TASK TO CARRY OUT
Pictures stay out of the copy; restate everything else in the material exactly.

ENTRIES PROVIDED
——————

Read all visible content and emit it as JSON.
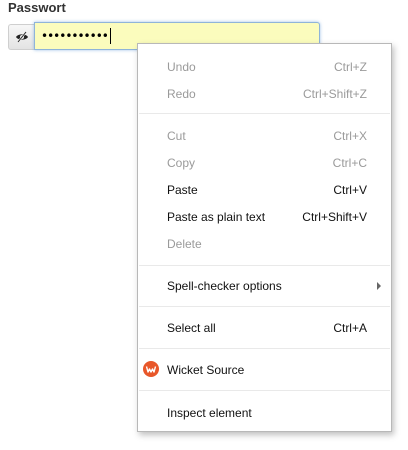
{
  "form": {
    "label": "Passwort",
    "password_masked": "•••••••••••",
    "toggle_icon": "eye-slash-icon"
  },
  "menu": {
    "undo": {
      "label": "Undo",
      "shortcut": "Ctrl+Z"
    },
    "redo": {
      "label": "Redo",
      "shortcut": "Ctrl+Shift+Z"
    },
    "cut": {
      "label": "Cut",
      "shortcut": "Ctrl+X"
    },
    "copy": {
      "label": "Copy",
      "shortcut": "Ctrl+C"
    },
    "paste": {
      "label": "Paste",
      "shortcut": "Ctrl+V"
    },
    "paste_plain": {
      "label": "Paste as plain text",
      "shortcut": "Ctrl+Shift+V"
    },
    "delete": {
      "label": "Delete"
    },
    "spell": {
      "label": "Spell-checker options"
    },
    "select_all": {
      "label": "Select all",
      "shortcut": "Ctrl+A"
    },
    "wicket": {
      "label": "Wicket Source",
      "icon": "wicket-source-icon"
    },
    "inspect": {
      "label": "Inspect element"
    }
  },
  "colors": {
    "input_bg": "#fbfcbd",
    "wicket_icon": "#e8572a",
    "disabled_text": "#9a9a9a"
  }
}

——————

SOLUTION BELOW
Read all visible content and emit it as JSON.
{
  "form": {
    "label": "Passwort",
    "password_masked": "•••••••••••",
    "toggle_icon": "eye-slash-icon"
  },
  "menu": {
    "undo": {
      "label": "Undo",
      "shortcut": "Ctrl+Z"
    },
    "redo": {
      "label": "Redo",
      "shortcut": "Ctrl+Shift+Z"
    },
    "cut": {
      "label": "Cut",
      "shortcut": "Ctrl+X"
    },
    "copy": {
      "label": "Copy",
      "shortcut": "Ctrl+C"
    },
    "paste": {
      "label": "Paste",
      "shortcut": "Ctrl+V"
    },
    "paste_plain": {
      "label": "Paste as plain text",
      "shortcut": "Ctrl+Shift+V"
    },
    "delete": {
      "label": "Delete"
    },
    "spell": {
      "label": "Spell-checker options"
    },
    "select_all": {
      "label": "Select all",
      "shortcut": "Ctrl+A"
    },
    "wicket": {
      "label": "Wicket Source",
      "icon": "wicket-source-icon"
    },
    "inspect": {
      "label": "Inspect element"
    }
  },
  "colors": {
    "input_bg": "#fbfcbd",
    "wicket_icon": "#e8572a",
    "disabled_text": "#9a9a9a"
  }
}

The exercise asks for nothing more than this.